## YOUR TASK
Transcribe all of the data exactly. Omit the pictures.

Records
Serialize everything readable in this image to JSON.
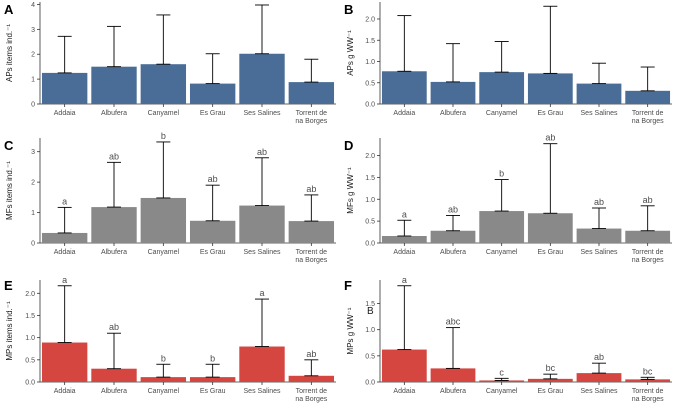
{
  "colors": {
    "blue": "#4a6d97",
    "gray": "#898989",
    "red": "#d4463f"
  },
  "chart_data": [
    {
      "panel": "A",
      "type": "bar",
      "ylabel": "APs items ind.⁻¹",
      "categories": [
        "Addaia",
        "Albufera",
        "Canyamel",
        "Es Grau",
        "Ses Salines",
        "Torrent de na Borges"
      ],
      "values": [
        1.25,
        1.5,
        1.6,
        0.82,
        2.02,
        0.88
      ],
      "errors": [
        2.72,
        3.12,
        3.58,
        2.02,
        3.98,
        1.8
      ],
      "ylim": [
        0,
        4.1
      ],
      "yticks": [
        "0",
        "1",
        "2",
        "3",
        "4"
      ],
      "ytick_values": [
        0,
        1,
        2,
        3,
        4
      ],
      "letters": [],
      "color": "blue"
    },
    {
      "panel": "B",
      "type": "bar",
      "ylabel": "APs g WW⁻¹",
      "categories": [
        "Addaia",
        "Albufera",
        "Canyamel",
        "Es Grau",
        "Ses Salines",
        "Torrent de na Borges"
      ],
      "values": [
        0.77,
        0.52,
        0.75,
        0.72,
        0.48,
        0.31
      ],
      "errors": [
        2.08,
        1.42,
        1.47,
        2.3,
        0.96,
        0.87
      ],
      "ylim": [
        0,
        2.4
      ],
      "yticks": [
        "0.0",
        "0.5",
        "1.0",
        "1.5",
        "2.0"
      ],
      "ytick_values": [
        0,
        0.5,
        1.0,
        1.5,
        2.0
      ],
      "letters": [],
      "color": "blue"
    },
    {
      "panel": "C",
      "type": "bar",
      "ylabel": "MFs items ind.⁻¹",
      "categories": [
        "Addaia",
        "Albufera",
        "Canyamel",
        "Es Grau",
        "Ses Salines",
        "Torrent de na Borges"
      ],
      "values": [
        0.33,
        1.18,
        1.48,
        0.73,
        1.23,
        0.72
      ],
      "errors": [
        1.17,
        2.65,
        3.32,
        1.9,
        2.8,
        1.58
      ],
      "ylim": [
        0,
        3.45
      ],
      "yticks": [
        "0",
        "1",
        "2",
        "3"
      ],
      "ytick_values": [
        0,
        1,
        2,
        3
      ],
      "letters": [
        "a",
        "ab",
        "b",
        "ab",
        "ab",
        "ab"
      ],
      "color": "gray"
    },
    {
      "panel": "D",
      "type": "bar",
      "ylabel": "MFs g WW⁻¹",
      "categories": [
        "Addaia",
        "Albufera",
        "Canyamel",
        "Es Grau",
        "Ses Salines",
        "Torrent de na Borges"
      ],
      "values": [
        0.16,
        0.28,
        0.73,
        0.68,
        0.33,
        0.28
      ],
      "errors": [
        0.52,
        0.63,
        1.45,
        2.27,
        0.8,
        0.85
      ],
      "ylim": [
        0,
        2.4
      ],
      "yticks": [
        "0.0",
        "0.5",
        "1.0",
        "1.5",
        "2.0"
      ],
      "ytick_values": [
        0,
        0.5,
        1.0,
        1.5,
        2.0
      ],
      "letters": [
        "a",
        "ab",
        "b",
        "ab",
        "ab",
        "ab"
      ],
      "color": "gray"
    },
    {
      "panel": "E",
      "type": "bar",
      "ylabel": "MPs items ind.⁻¹",
      "categories": [
        "Addaia",
        "Albufera",
        "Canyamel",
        "Es Grau",
        "Ses Salines",
        "Torrent de na Borges"
      ],
      "values": [
        0.89,
        0.3,
        0.11,
        0.11,
        0.8,
        0.14
      ],
      "errors": [
        2.17,
        1.1,
        0.4,
        0.4,
        1.87,
        0.5
      ],
      "ylim": [
        0,
        2.3
      ],
      "yticks": [
        "0.0",
        "0.5",
        "1.0",
        "1.5",
        "2.0"
      ],
      "ytick_values": [
        0,
        0.5,
        1.0,
        1.5,
        2.0
      ],
      "letters": [
        "a",
        "ab",
        "b",
        "b",
        "a",
        "ab"
      ],
      "color": "red"
    },
    {
      "panel": "F",
      "type": "bar",
      "ylabel": "MPs g WW⁻¹",
      "categories": [
        "Addaia",
        "Albufera",
        "Canyamel",
        "Es Grau",
        "Ses Salines",
        "Torrent de na Borges"
      ],
      "values": [
        0.62,
        0.26,
        0.03,
        0.06,
        0.17,
        0.05
      ],
      "errors": [
        1.84,
        1.04,
        0.07,
        0.15,
        0.36,
        0.09
      ],
      "ylim": [
        0,
        1.95
      ],
      "yticks": [
        "0.0",
        "0.5",
        "1.0",
        "1.5"
      ],
      "ytick_values": [
        0,
        0.5,
        1.0,
        1.5
      ],
      "letters": [
        "a",
        "abc",
        "c",
        "bc",
        "ab",
        "bc"
      ],
      "color": "red",
      "annotation": "B"
    }
  ]
}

## REPLY TO THE EXERCISE
Serialize everything readable in this image to JSON.
{
  "colors": {
    "blue": "#4a6d97",
    "gray": "#898989",
    "red": "#d4463f"
  },
  "chart_data": [
    {
      "panel": "A",
      "type": "bar",
      "ylabel": "APs items ind.⁻¹",
      "categories": [
        "Addaia",
        "Albufera",
        "Canyamel",
        "Es Grau",
        "Ses Salines",
        "Torrent de na Borges"
      ],
      "values": [
        1.25,
        1.5,
        1.6,
        0.82,
        2.02,
        0.88
      ],
      "errors": [
        2.72,
        3.12,
        3.58,
        2.02,
        3.98,
        1.8
      ],
      "ylim": [
        0,
        4.1
      ],
      "yticks": [
        "0",
        "1",
        "2",
        "3",
        "4"
      ],
      "ytick_values": [
        0,
        1,
        2,
        3,
        4
      ],
      "letters": [],
      "color": "blue"
    },
    {
      "panel": "B",
      "type": "bar",
      "ylabel": "APs g WW⁻¹",
      "categories": [
        "Addaia",
        "Albufera",
        "Canyamel",
        "Es Grau",
        "Ses Salines",
        "Torrent de na Borges"
      ],
      "values": [
        0.77,
        0.52,
        0.75,
        0.72,
        0.48,
        0.31
      ],
      "errors": [
        2.08,
        1.42,
        1.47,
        2.3,
        0.96,
        0.87
      ],
      "ylim": [
        0,
        2.4
      ],
      "yticks": [
        "0.0",
        "0.5",
        "1.0",
        "1.5",
        "2.0"
      ],
      "ytick_values": [
        0,
        0.5,
        1.0,
        1.5,
        2.0
      ],
      "letters": [],
      "color": "blue"
    },
    {
      "panel": "C",
      "type": "bar",
      "ylabel": "MFs items ind.⁻¹",
      "categories": [
        "Addaia",
        "Albufera",
        "Canyamel",
        "Es Grau",
        "Ses Salines",
        "Torrent de na Borges"
      ],
      "values": [
        0.33,
        1.18,
        1.48,
        0.73,
        1.23,
        0.72
      ],
      "errors": [
        1.17,
        2.65,
        3.32,
        1.9,
        2.8,
        1.58
      ],
      "ylim": [
        0,
        3.45
      ],
      "yticks": [
        "0",
        "1",
        "2",
        "3"
      ],
      "ytick_values": [
        0,
        1,
        2,
        3
      ],
      "letters": [
        "a",
        "ab",
        "b",
        "ab",
        "ab",
        "ab"
      ],
      "color": "gray"
    },
    {
      "panel": "D",
      "type": "bar",
      "ylabel": "MFs g WW⁻¹",
      "categories": [
        "Addaia",
        "Albufera",
        "Canyamel",
        "Es Grau",
        "Ses Salines",
        "Torrent de na Borges"
      ],
      "values": [
        0.16,
        0.28,
        0.73,
        0.68,
        0.33,
        0.28
      ],
      "errors": [
        0.52,
        0.63,
        1.45,
        2.27,
        0.8,
        0.85
      ],
      "ylim": [
        0,
        2.4
      ],
      "yticks": [
        "0.0",
        "0.5",
        "1.0",
        "1.5",
        "2.0"
      ],
      "ytick_values": [
        0,
        0.5,
        1.0,
        1.5,
        2.0
      ],
      "letters": [
        "a",
        "ab",
        "b",
        "ab",
        "ab",
        "ab"
      ],
      "color": "gray"
    },
    {
      "panel": "E",
      "type": "bar",
      "ylabel": "MPs items ind.⁻¹",
      "categories": [
        "Addaia",
        "Albufera",
        "Canyamel",
        "Es Grau",
        "Ses Salines",
        "Torrent de na Borges"
      ],
      "values": [
        0.89,
        0.3,
        0.11,
        0.11,
        0.8,
        0.14
      ],
      "errors": [
        2.17,
        1.1,
        0.4,
        0.4,
        1.87,
        0.5
      ],
      "ylim": [
        0,
        2.3
      ],
      "yticks": [
        "0.0",
        "0.5",
        "1.0",
        "1.5",
        "2.0"
      ],
      "ytick_values": [
        0,
        0.5,
        1.0,
        1.5,
        2.0
      ],
      "letters": [
        "a",
        "ab",
        "b",
        "b",
        "a",
        "ab"
      ],
      "color": "red"
    },
    {
      "panel": "F",
      "type": "bar",
      "ylabel": "MPs g WW⁻¹",
      "categories": [
        "Addaia",
        "Albufera",
        "Canyamel",
        "Es Grau",
        "Ses Salines",
        "Torrent de na Borges"
      ],
      "values": [
        0.62,
        0.26,
        0.03,
        0.06,
        0.17,
        0.05
      ],
      "errors": [
        1.84,
        1.04,
        0.07,
        0.15,
        0.36,
        0.09
      ],
      "ylim": [
        0,
        1.95
      ],
      "yticks": [
        "0.0",
        "0.5",
        "1.0",
        "1.5"
      ],
      "ytick_values": [
        0,
        0.5,
        1.0,
        1.5
      ],
      "letters": [
        "a",
        "abc",
        "c",
        "bc",
        "ab",
        "bc"
      ],
      "color": "red",
      "annotation": "B"
    }
  ]
}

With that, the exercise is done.